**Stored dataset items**
- - -

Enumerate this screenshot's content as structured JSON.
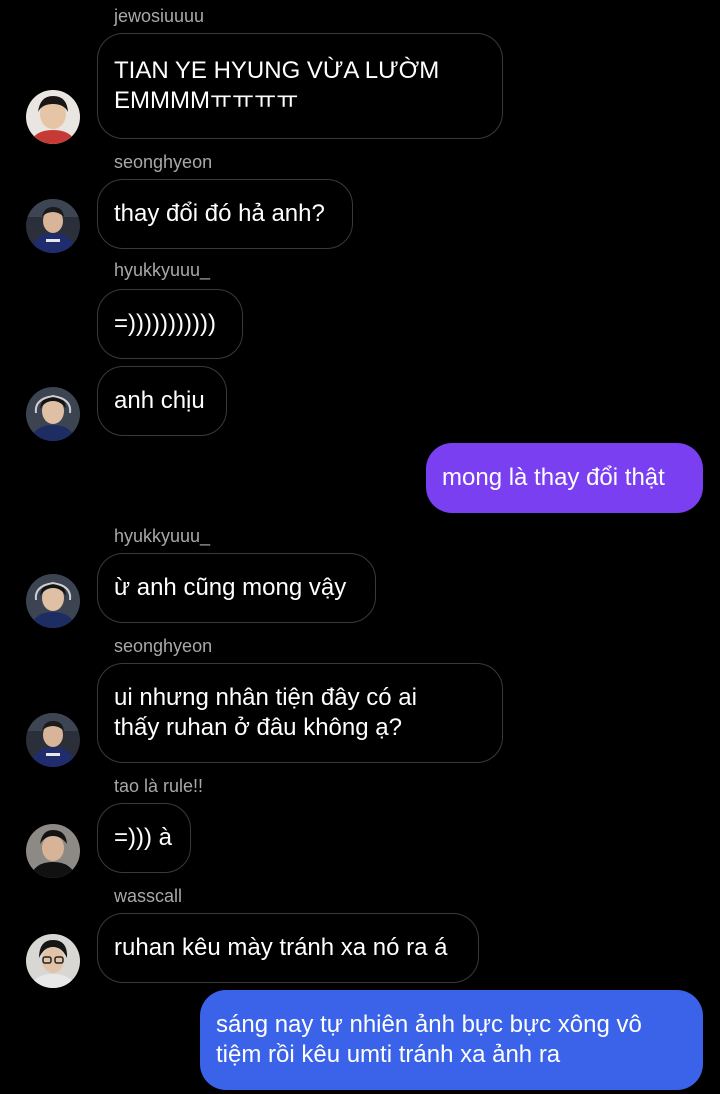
{
  "colors": {
    "background": "#000000",
    "received_border": "#3a3a3a",
    "sender_name": "#a8a8a8",
    "sent_purple": "#7b3ff2",
    "sent_blue": "#3a63ea"
  },
  "messages": [
    {
      "sender": "jewosiuuuu",
      "text": "TIAN YE HYUNG VỪA LƯỜM\nEMMMMㅠㅠㅠㅠ",
      "avatar": "avatar-jewosiuuuu"
    },
    {
      "sender": "seonghyeon",
      "text": "thay đổi đó hả anh?",
      "avatar": "avatar-seonghyeon"
    },
    {
      "sender": "hyukkyuuu_",
      "text": "=)))))))))))"
    },
    {
      "text": "anh chịu",
      "avatar": "avatar-hyukkyuuu"
    },
    {
      "text": "mong là thay đổi thật",
      "outgoing": true
    },
    {
      "sender": "hyukkyuuu_",
      "text": "ừ anh cũng mong vậy",
      "avatar": "avatar-hyukkyuuu"
    },
    {
      "sender": "seonghyeon",
      "text": "ui nhưng nhân tiện đây có ai\nthấy ruhan ở đâu không ạ?",
      "avatar": "avatar-seonghyeon"
    },
    {
      "sender": "tao là rule!!",
      "text": "=))) à",
      "avatar": "avatar-tao-la-rule"
    },
    {
      "sender": "wasscall",
      "text": "ruhan kêu mày tránh xa nó ra á",
      "avatar": "avatar-wasscall"
    },
    {
      "text": "sáng nay tự nhiên ảnh bực bực xông vô\ntiệm rồi kêu umti tránh xa ảnh ra",
      "outgoing": true
    }
  ]
}
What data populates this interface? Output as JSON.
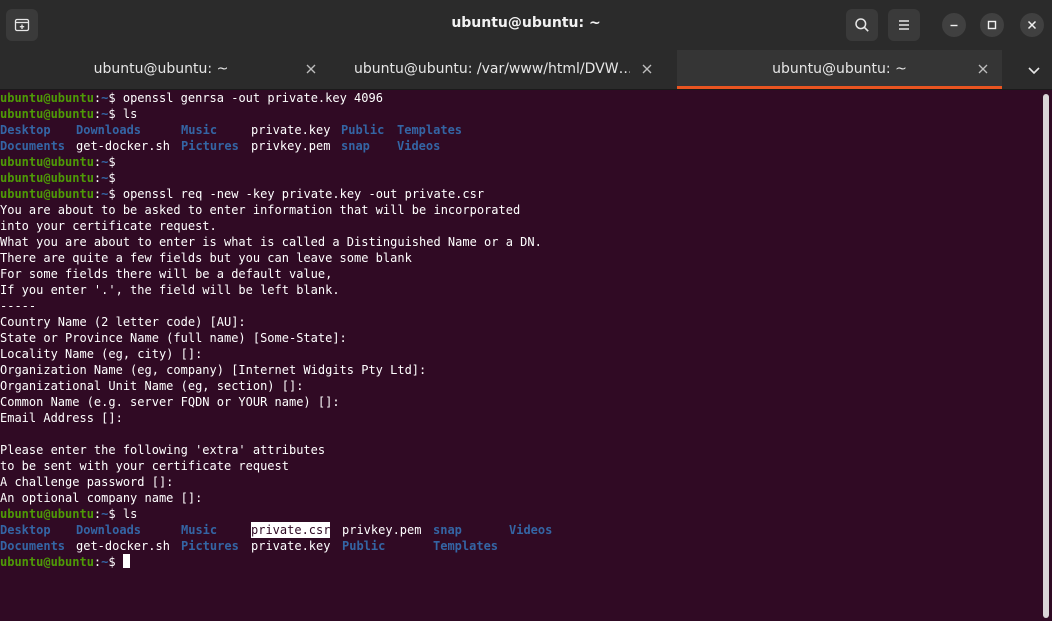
{
  "window": {
    "title": "ubuntu@ubuntu: ~"
  },
  "tabs": [
    {
      "label": "ubuntu@ubuntu: ~",
      "active": false
    },
    {
      "label": "ubuntu@ubuntu: /var/www/html/DVW…",
      "active": false
    },
    {
      "label": "ubuntu@ubuntu: ~",
      "active": true
    }
  ],
  "icons": {
    "new_tab": "new-tab-icon",
    "search": "search-icon",
    "menu": "hamburger-menu-icon",
    "minimize": "minimize-icon",
    "maximize": "maximize-icon",
    "close": "close-icon",
    "tab_close": "close-icon",
    "tab_menu": "chevron-down-icon"
  },
  "colors": {
    "background": "#300a24",
    "prompt_user": "#4e9a06",
    "prompt_path": "#3465a4",
    "directory": "#3465a4",
    "accent": "#e95420"
  },
  "terminal": {
    "prompt_user": "ubuntu@ubuntu",
    "prompt_sep": ":",
    "prompt_path": "~",
    "prompt_symbol": "$",
    "cmd1": " openssl genrsa -out private.key 4096",
    "cmd2": " ls",
    "ls1_row1": [
      "Desktop",
      "Downloads",
      "Music",
      "private.key",
      "Public",
      "Templates"
    ],
    "ls1_row2": [
      "Documents",
      "get-docker.sh",
      "Pictures",
      "privkey.pem",
      "snap",
      "Videos"
    ],
    "cmd3": " openssl req -new -key private.key -out private.csr",
    "output": [
      "You are about to be asked to enter information that will be incorporated",
      "into your certificate request.",
      "What you are about to enter is what is called a Distinguished Name or a DN.",
      "There are quite a few fields but you can leave some blank",
      "For some fields there will be a default value,",
      "If you enter '.', the field will be left blank.",
      "-----",
      "Country Name (2 letter code) [AU]:",
      "State or Province Name (full name) [Some-State]:",
      "Locality Name (eg, city) []:",
      "Organization Name (eg, company) [Internet Widgits Pty Ltd]:",
      "Organizational Unit Name (eg, section) []:",
      "Common Name (e.g. server FQDN or YOUR name) []:",
      "Email Address []:",
      "",
      "Please enter the following 'extra' attributes",
      "to be sent with your certificate request",
      "A challenge password []:",
      "An optional company name []:"
    ],
    "cmd4": " ls",
    "ls2_row1": [
      "Desktop",
      "Downloads",
      "Music",
      "private.csr",
      "privkey.pem",
      "snap",
      "Videos"
    ],
    "ls2_row2": [
      "Documents",
      "get-docker.sh",
      "Pictures",
      "private.key",
      "Public",
      "Templates"
    ]
  }
}
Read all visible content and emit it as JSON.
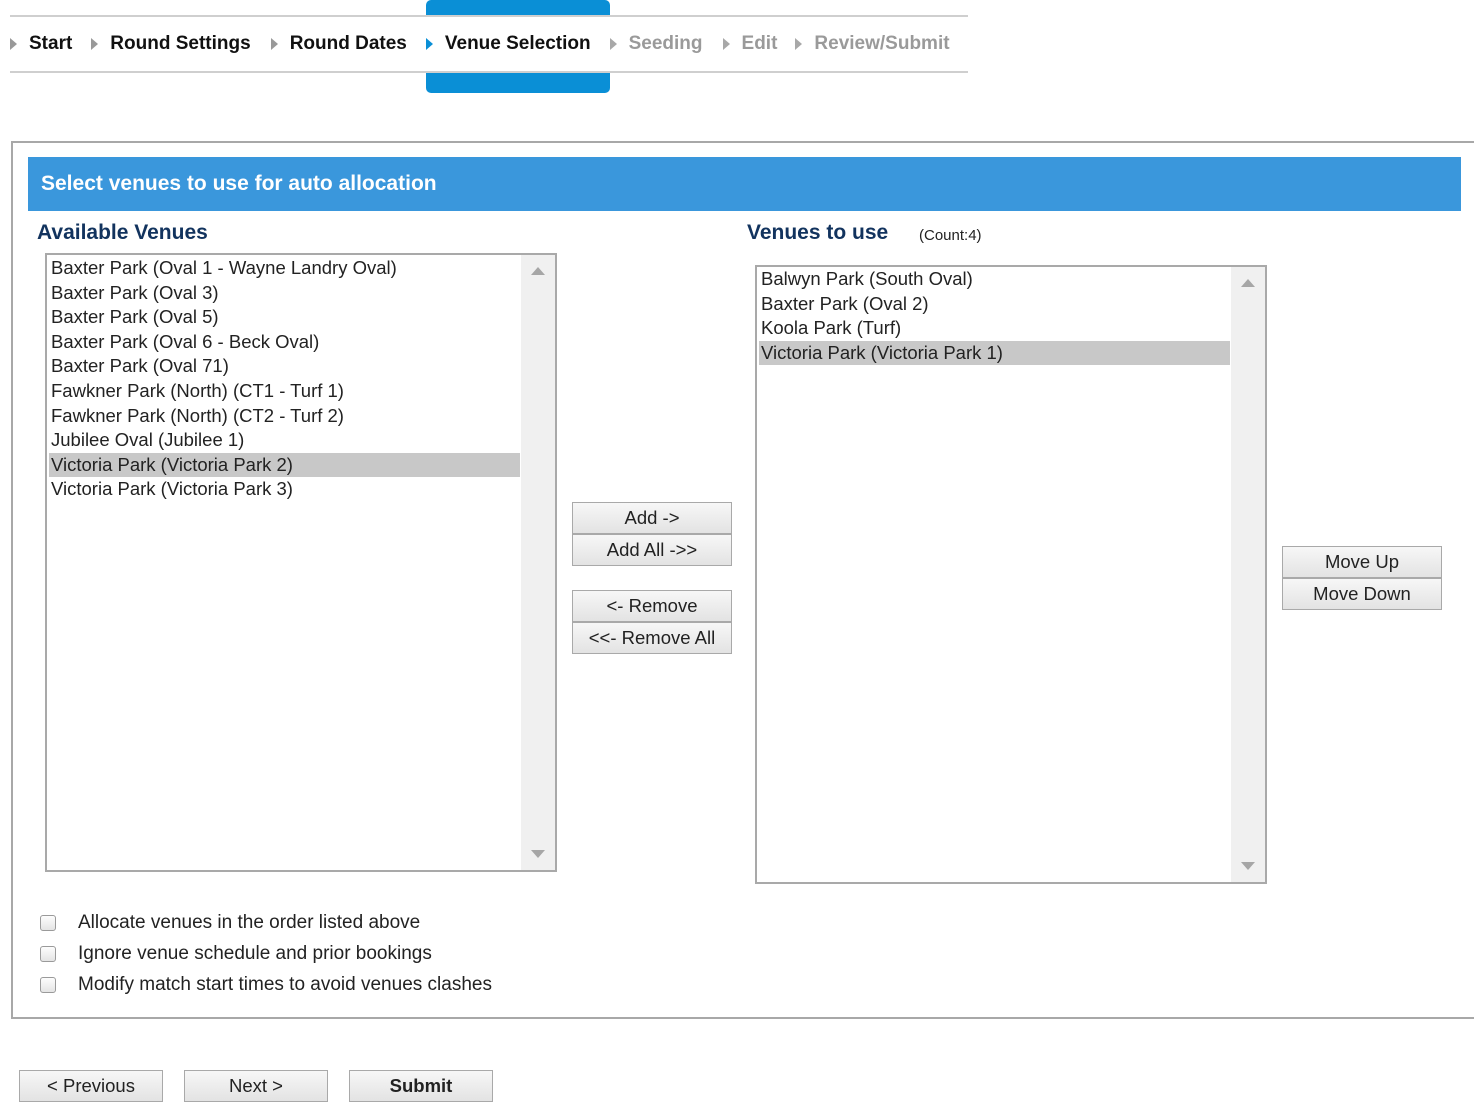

- - -

**TASK PROMPT**
Give only the number of lines above that hold the string "enter".

**WRITTEN RESPONSE**
4